## Start

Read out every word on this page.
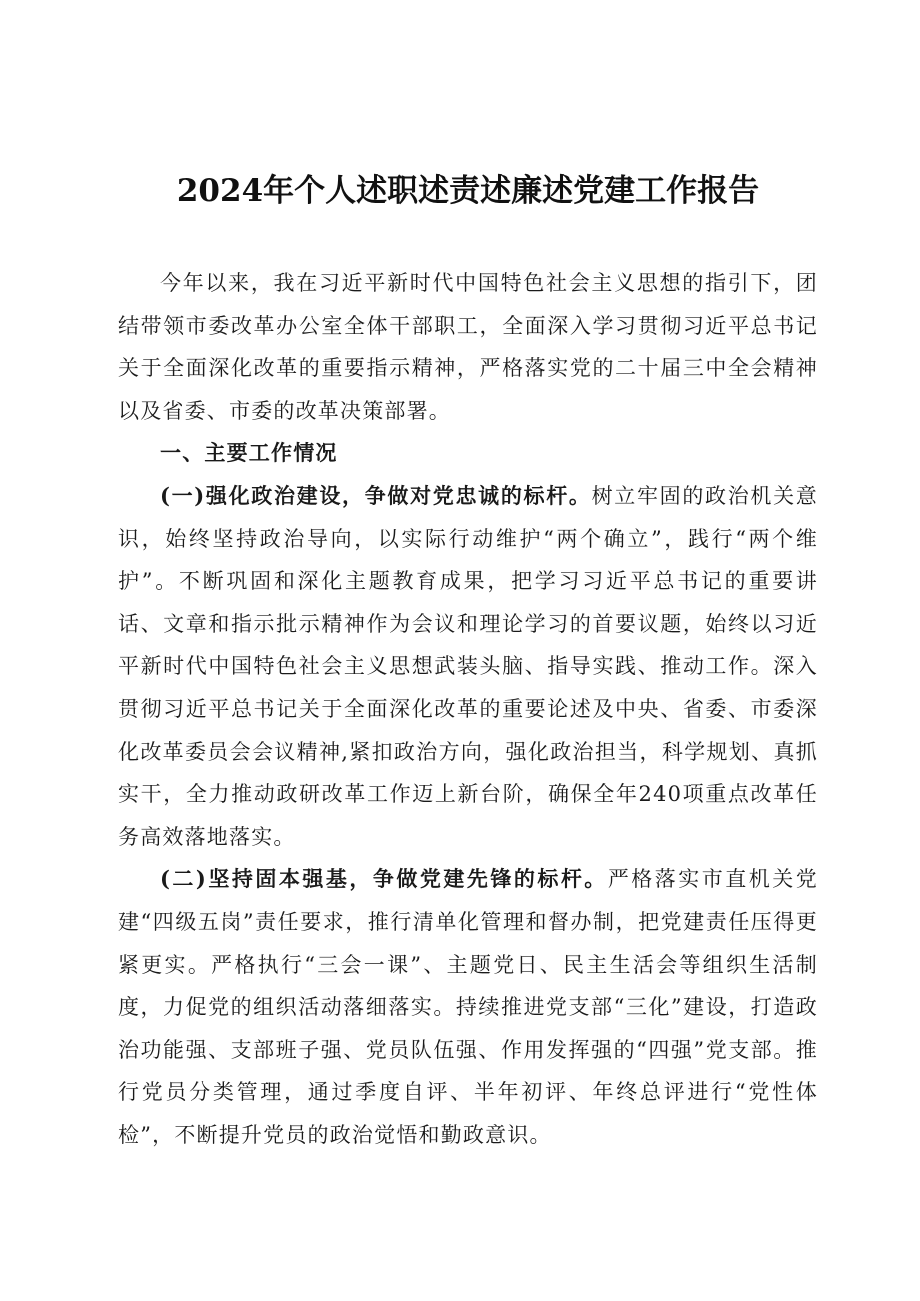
2024年个人述职述责述廉述党建工作报告

今年以来，我在习近平新时代中国特色社会主义思想的指引下，团结带领市委改革办公室全体干部职工，全面深入学习贯彻习近平总书记关于全面深化改革的重要指示精神，严格落实党的二十届三中全会精神以及省委、市委的改革决策部署。

一、主要工作情况

(一)强化政治建设，争做对党忠诚的标杆。树立牢固的政治机关意识，始终坚持政治导向，以实际行动维护“两个确立”，践行“两个维护”。不断巩固和深化主题教育成果，把学习习近平总书记的重要讲话、文章和指示批示精神作为会议和理论学习的首要议题，始终以习近平新时代中国特色社会主义思想武装头脑、指导实践、推动工作。深入贯彻习近平总书记关于全面深化改革的重要论述及中央、省委、市委深化改革委员会会议精神,紧扣政治方向，强化政治担当，科学规划、真抓实干，全力推动政研改革工作迈上新台阶，确保全年240项重点改革任务高效落地落实。

(二)坚持固本强基，争做党建先锋的标杆。严格落实市直机关党建“四级五岗”责任要求，推行清单化管理和督办制，把党建责任压得更紧更实。严格执行“三会一课”、主题党日、民主生活会等组织生活制度，力促党的组织活动落细落实。持续推进党支部“三化”建设，打造政治功能强、支部班子强、党员队伍强、作用发挥强的“四强”党支部。推行党员分类管理，通过季度自评、半年初评、年终总评进行“党性体检”，不断提升党员的政治觉悟和勤政意识。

## End

● What needs to be done: Print the complete listing exactly, apart from any pictures.

● Written answer:
Read out every word on this page.
2024年个人述职述责述廉述党建工作报告

今年以来，我在习近平新时代中国特色社会主义思想的指引下，团结带领市委改革办公室全体干部职工，全面深入学习贯彻习近平总书记关于全面深化改革的重要指示精神，严格落实党的二十届三中全会精神以及省委、市委的改革决策部署。

一、主要工作情况

(一)强化政治建设，争做对党忠诚的标杆。树立牢固的政治机关意识，始终坚持政治导向，以实际行动维护“两个确立”，践行“两个维护”。不断巩固和深化主题教育成果，把学习习近平总书记的重要讲话、文章和指示批示精神作为会议和理论学习的首要议题，始终以习近平新时代中国特色社会主义思想武装头脑、指导实践、推动工作。深入贯彻习近平总书记关于全面深化改革的重要论述及中央、省委、市委深化改革委员会会议精神,紧扣政治方向，强化政治担当，科学规划、真抓实干，全力推动政研改革工作迈上新台阶，确保全年240项重点改革任务高效落地落实。

(二)坚持固本强基，争做党建先锋的标杆。严格落实市直机关党建“四级五岗”责任要求，推行清单化管理和督办制，把党建责任压得更紧更实。严格执行“三会一课”、主题党日、民主生活会等组织生活制度，力促党的组织活动落细落实。持续推进党支部“三化”建设，打造政治功能强、支部班子强、党员队伍强、作用发挥强的“四强”党支部。推行党员分类管理，通过季度自评、半年初评、年终总评进行“党性体检”，不断提升党员的政治觉悟和勤政意识。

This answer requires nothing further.